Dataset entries
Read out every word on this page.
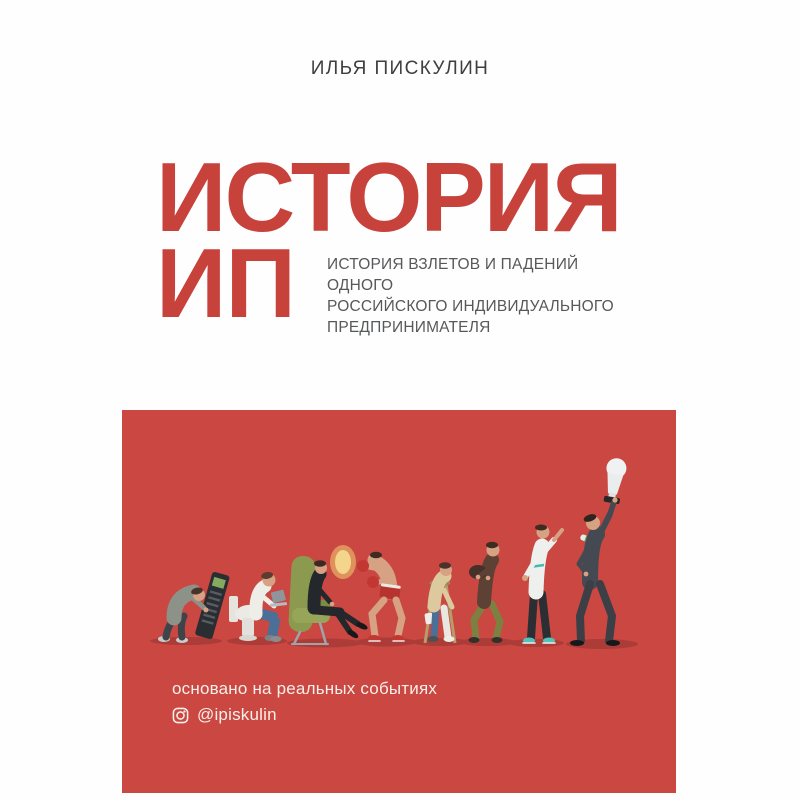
ИЛЬЯ ПИСКУЛИН
ИСТОРИЯ
ИП ИСТОРИЯ ВЗЛЕТОВ И ПАДЕНИЙ ОДНОГО
РОССИЙСКОГО ИНДИВИДУАЛЬНОГО
ПРЕДПРИНИМАТЕЛЯ
основано на реальных событиях
@ipiskulin
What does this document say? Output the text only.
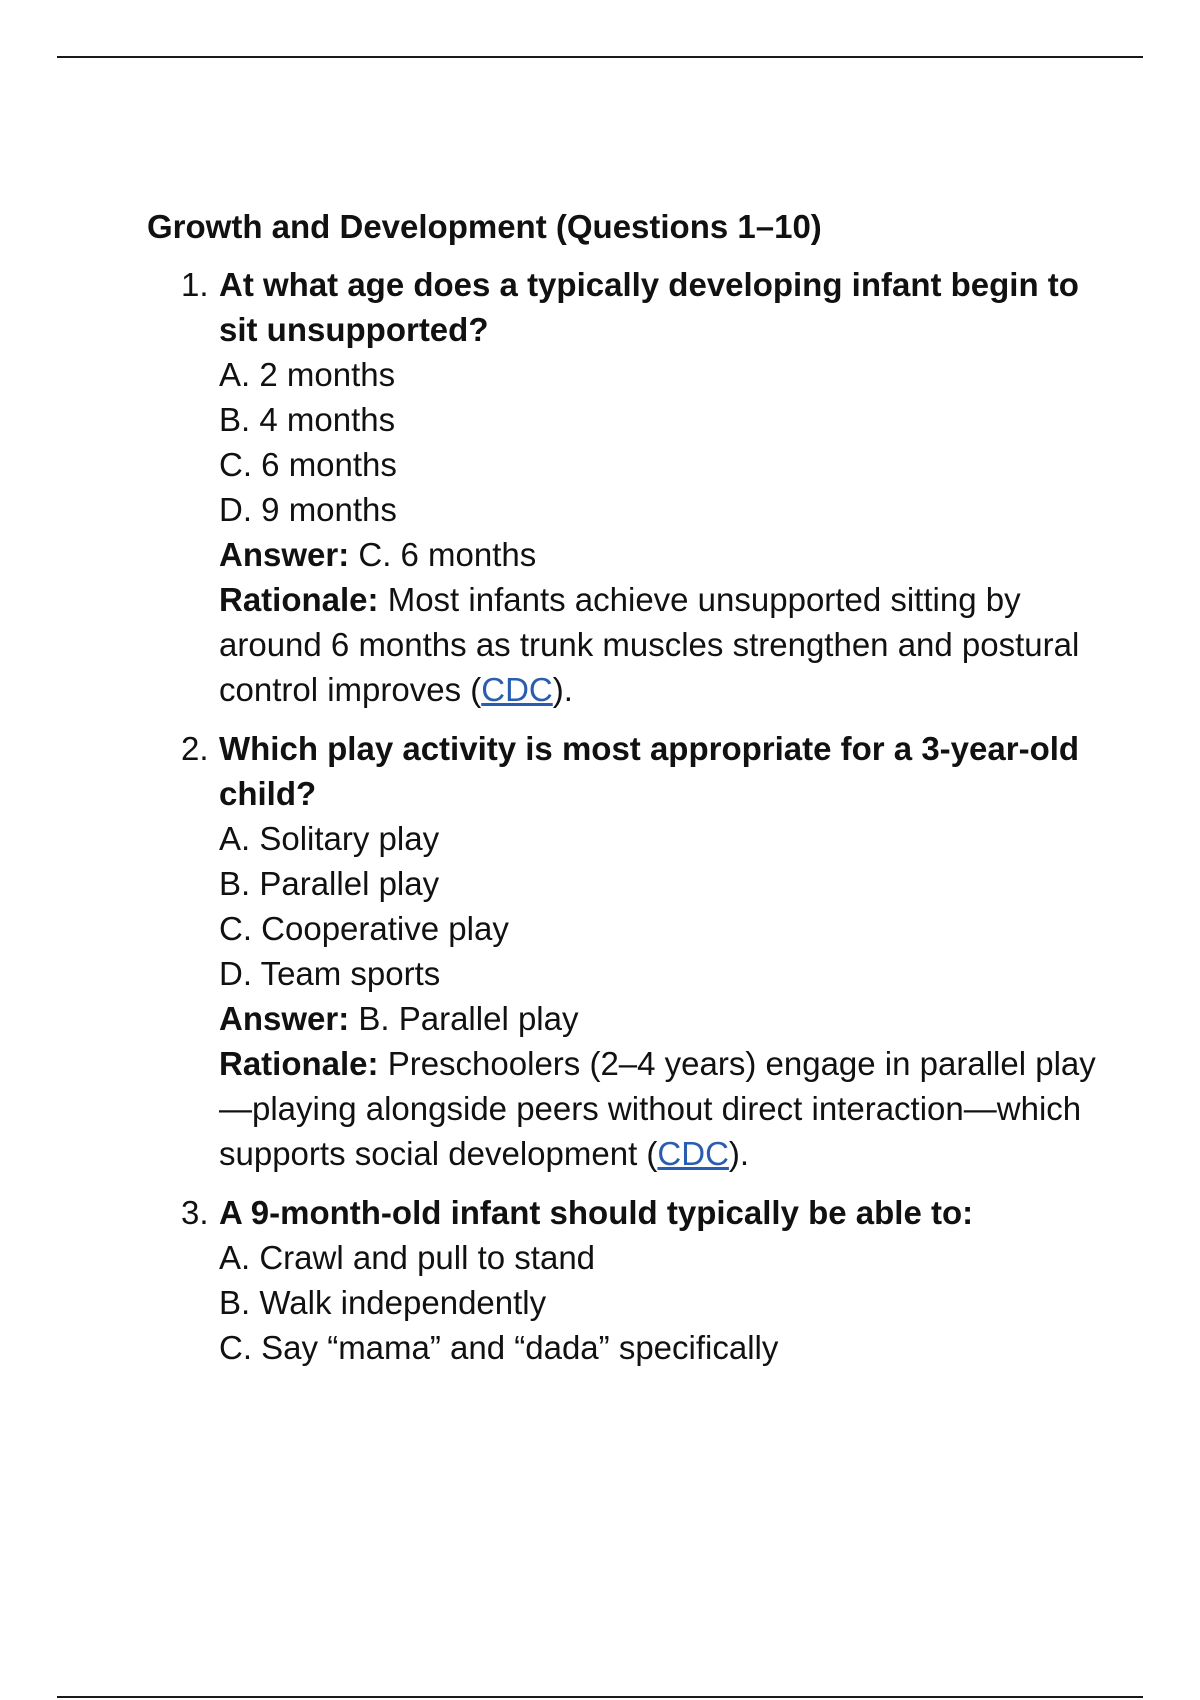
Growth and Development (Questions 1–10)
1. At what age does a typically developing infant begin to sit unsupported?
A. 2 months
B. 4 months
C. 6 months
D. 9 months
Answer: C. 6 months
Rationale: Most infants achieve unsupported sitting by around 6 months as trunk muscles strengthen and postural control improves (CDC).
2. Which play activity is most appropriate for a 3-year-old child?
A. Solitary play
B. Parallel play
C. Cooperative play
D. Team sports
Answer: B. Parallel play
Rationale: Preschoolers (2–4 years) engage in parallel play—playing alongside peers without direct interaction—which supports social development (CDC).
3. A 9-month-old infant should typically be able to:
A. Crawl and pull to stand
B. Walk independently
C. Say “mama” and “dada” specifically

PROBLEM REQUIREMENTS
Your task is to repeat the data above exactly while excluding the pictures.

CORRECT OUTPUT
Read out every word on this page.
ИЛЬЯ ПИСКУЛИН
ИСТОРИЯ
ИП ИСТОРИЯ ВЗЛЕТОВ И ПАДЕНИЙ ОДНОГО
РОССИЙСКОГО ИНДИВИДУАЛЬНОГО
ПРЕДПРИНИМАТЕЛЯ
основано на реальных событиях
@ipiskulin
What does this document say? Output the text only.
Growth and Development (Questions 1–10)
1. At what age does a typically developing infant begin to sit unsupported?
A. 2 months
B. 4 months
C. 6 months
D. 9 months
Answer: C. 6 months
Rationale: Most infants achieve unsupported sitting by around 6 months as trunk muscles strengthen and postural control improves (CDC).
2. Which play activity is most appropriate for a 3-year-old child?
A. Solitary play
B. Parallel play
C. Cooperative play
D. Team sports
Answer: B. Parallel play
Rationale: Preschoolers (2–4 years) engage in parallel play—playing alongside peers without direct interaction—which supports social development (CDC).
3. A 9-month-old infant should typically be able to:
A. Crawl and pull to stand
B. Walk independently
C. Say “mama” and “dada” specifically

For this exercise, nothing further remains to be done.